▶ _GIVEN PROBLEM_: Scan the records below. List lines holding "réponse".

MATERIAL FOR THIS TASK start

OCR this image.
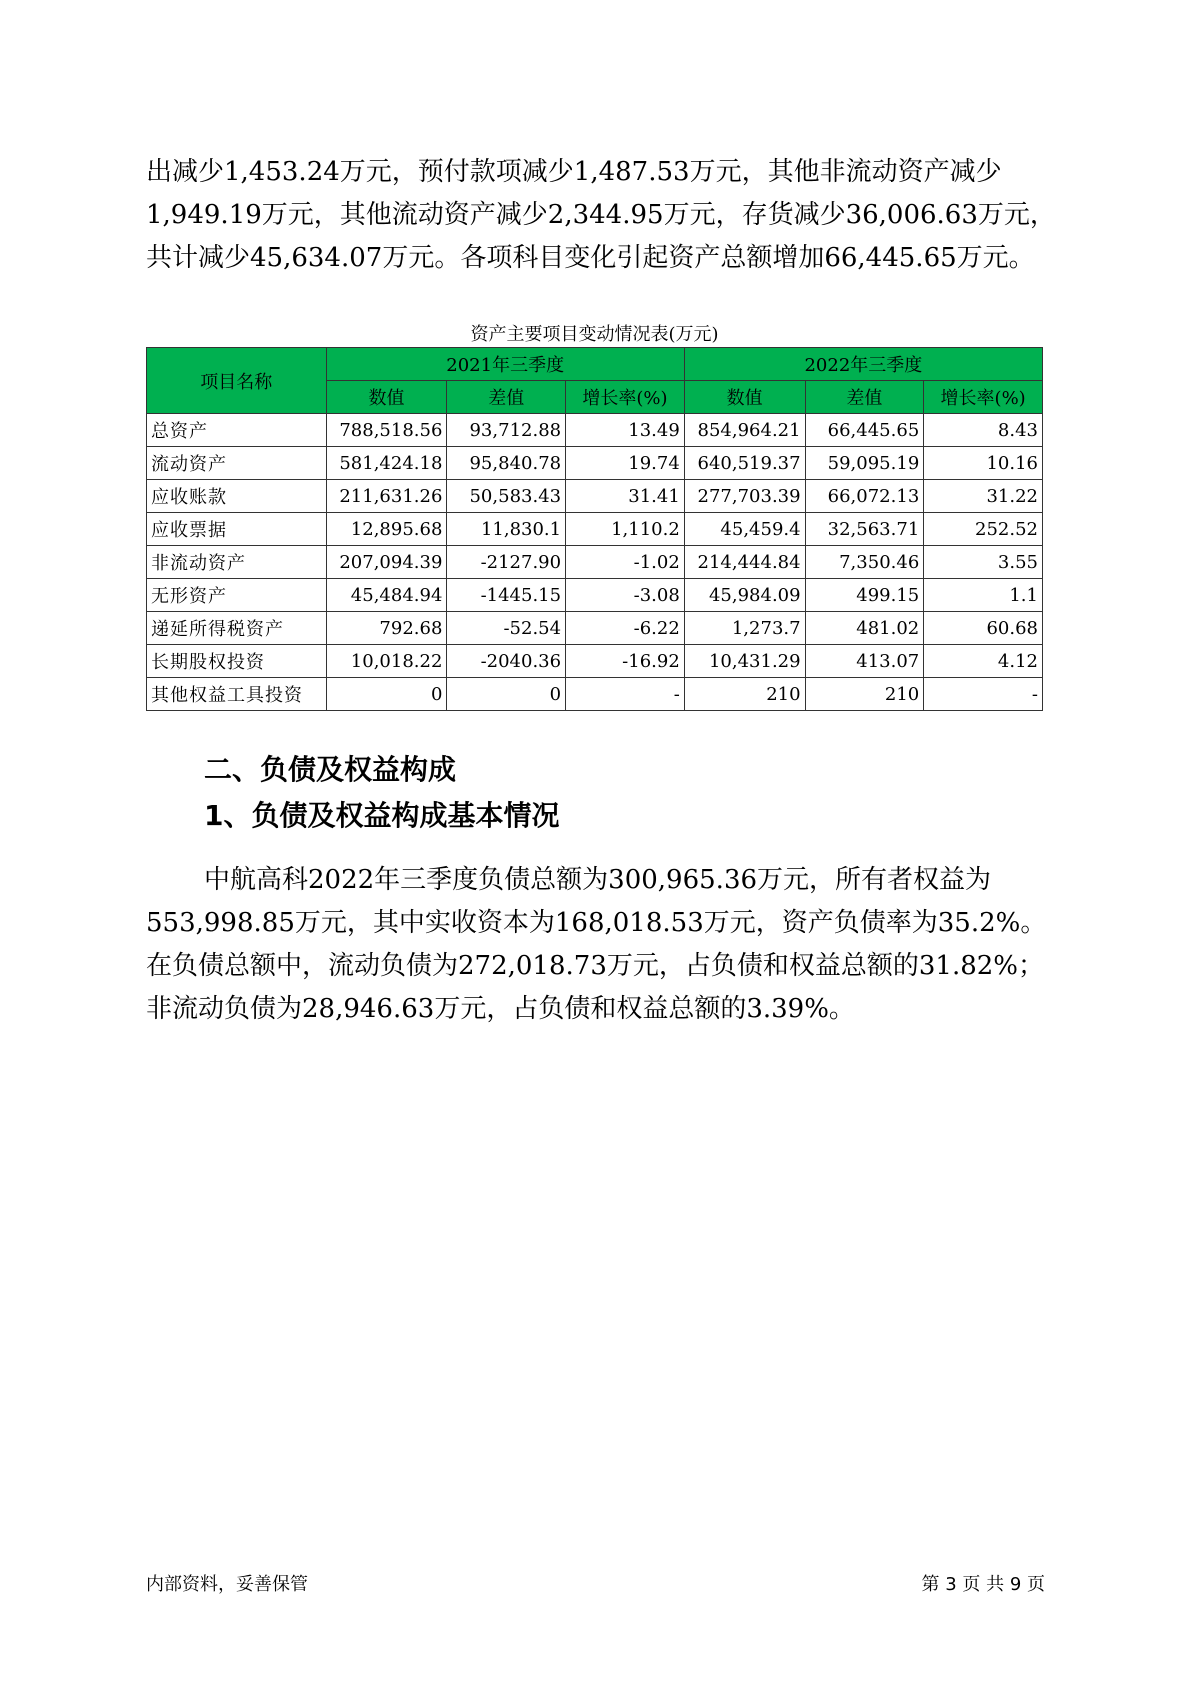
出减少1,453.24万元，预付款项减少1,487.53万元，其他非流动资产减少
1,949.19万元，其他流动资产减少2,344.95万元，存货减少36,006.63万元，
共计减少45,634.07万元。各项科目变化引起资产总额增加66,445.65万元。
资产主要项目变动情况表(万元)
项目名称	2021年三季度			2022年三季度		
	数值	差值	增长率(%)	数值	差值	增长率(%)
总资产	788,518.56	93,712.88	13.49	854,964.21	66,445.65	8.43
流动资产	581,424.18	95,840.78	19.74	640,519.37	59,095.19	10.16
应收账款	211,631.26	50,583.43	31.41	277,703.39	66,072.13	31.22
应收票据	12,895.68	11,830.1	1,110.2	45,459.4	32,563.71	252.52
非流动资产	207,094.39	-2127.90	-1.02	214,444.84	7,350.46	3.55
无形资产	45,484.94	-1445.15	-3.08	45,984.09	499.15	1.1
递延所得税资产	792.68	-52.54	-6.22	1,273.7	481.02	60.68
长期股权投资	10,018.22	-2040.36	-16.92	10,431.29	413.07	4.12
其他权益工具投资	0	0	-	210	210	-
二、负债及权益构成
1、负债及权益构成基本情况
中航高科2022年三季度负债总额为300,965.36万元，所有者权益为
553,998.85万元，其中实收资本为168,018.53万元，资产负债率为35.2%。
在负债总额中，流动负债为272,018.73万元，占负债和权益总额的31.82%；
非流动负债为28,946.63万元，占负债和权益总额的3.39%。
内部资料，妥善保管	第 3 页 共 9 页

MATERIAL FOR THIS TASK end
MATERIAL FOR THIS TASK start

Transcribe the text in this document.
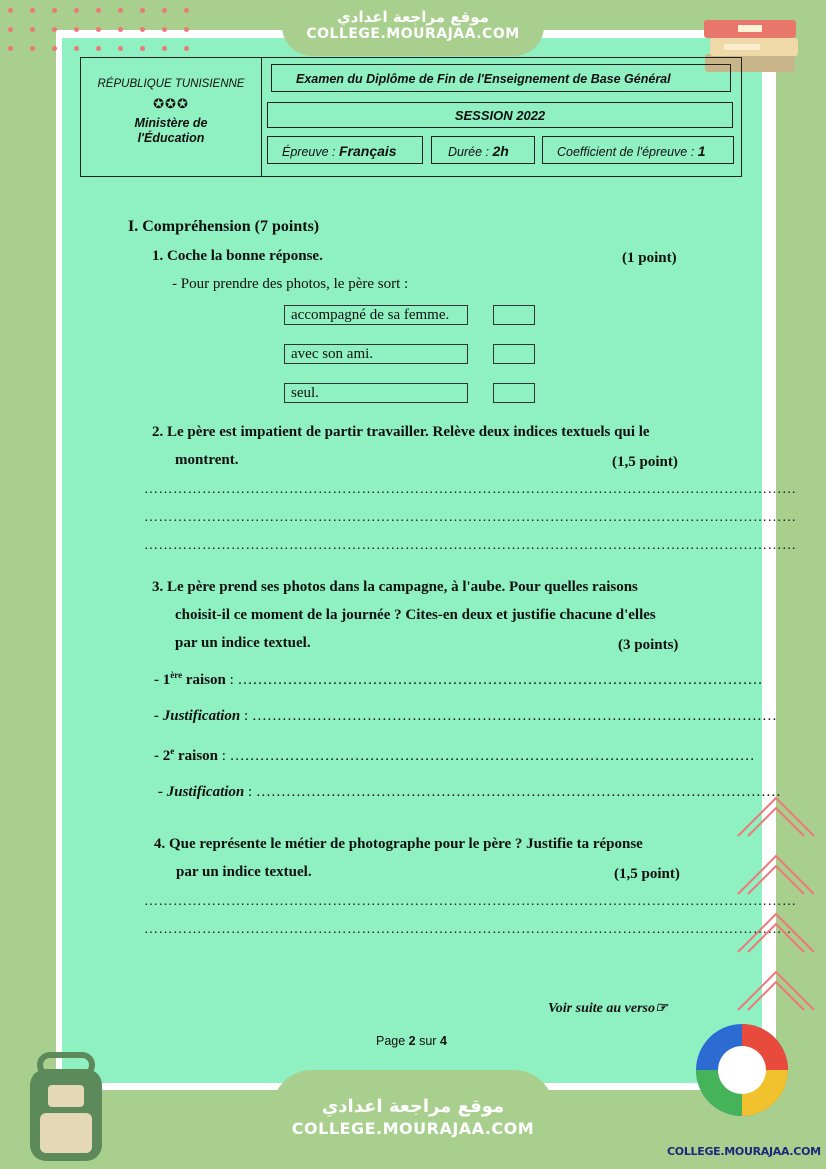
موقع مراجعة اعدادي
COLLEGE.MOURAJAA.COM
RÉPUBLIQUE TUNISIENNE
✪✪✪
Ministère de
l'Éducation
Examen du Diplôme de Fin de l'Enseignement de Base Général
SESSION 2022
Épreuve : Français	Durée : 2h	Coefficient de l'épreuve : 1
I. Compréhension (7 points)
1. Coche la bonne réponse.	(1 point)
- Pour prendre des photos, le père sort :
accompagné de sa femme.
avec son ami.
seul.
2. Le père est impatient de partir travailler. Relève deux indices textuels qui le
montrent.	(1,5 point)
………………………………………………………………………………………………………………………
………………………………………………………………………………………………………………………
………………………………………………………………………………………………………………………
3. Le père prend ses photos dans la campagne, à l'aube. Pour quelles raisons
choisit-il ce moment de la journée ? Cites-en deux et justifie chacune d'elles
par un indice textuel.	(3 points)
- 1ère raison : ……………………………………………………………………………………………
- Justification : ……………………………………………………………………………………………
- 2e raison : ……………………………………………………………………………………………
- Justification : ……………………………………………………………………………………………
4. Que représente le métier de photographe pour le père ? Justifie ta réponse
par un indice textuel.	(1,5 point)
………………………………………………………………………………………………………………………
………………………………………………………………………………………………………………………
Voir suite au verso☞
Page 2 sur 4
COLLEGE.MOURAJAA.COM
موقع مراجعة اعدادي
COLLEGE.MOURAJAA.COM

MATERIAL FOR THIS TASK end

▶ _WRITTEN ANSWER_:
1. Coche la bonne réponse.	(1 point)
4. Que représente le métier de photographe pour le père ? Justifie ta réponse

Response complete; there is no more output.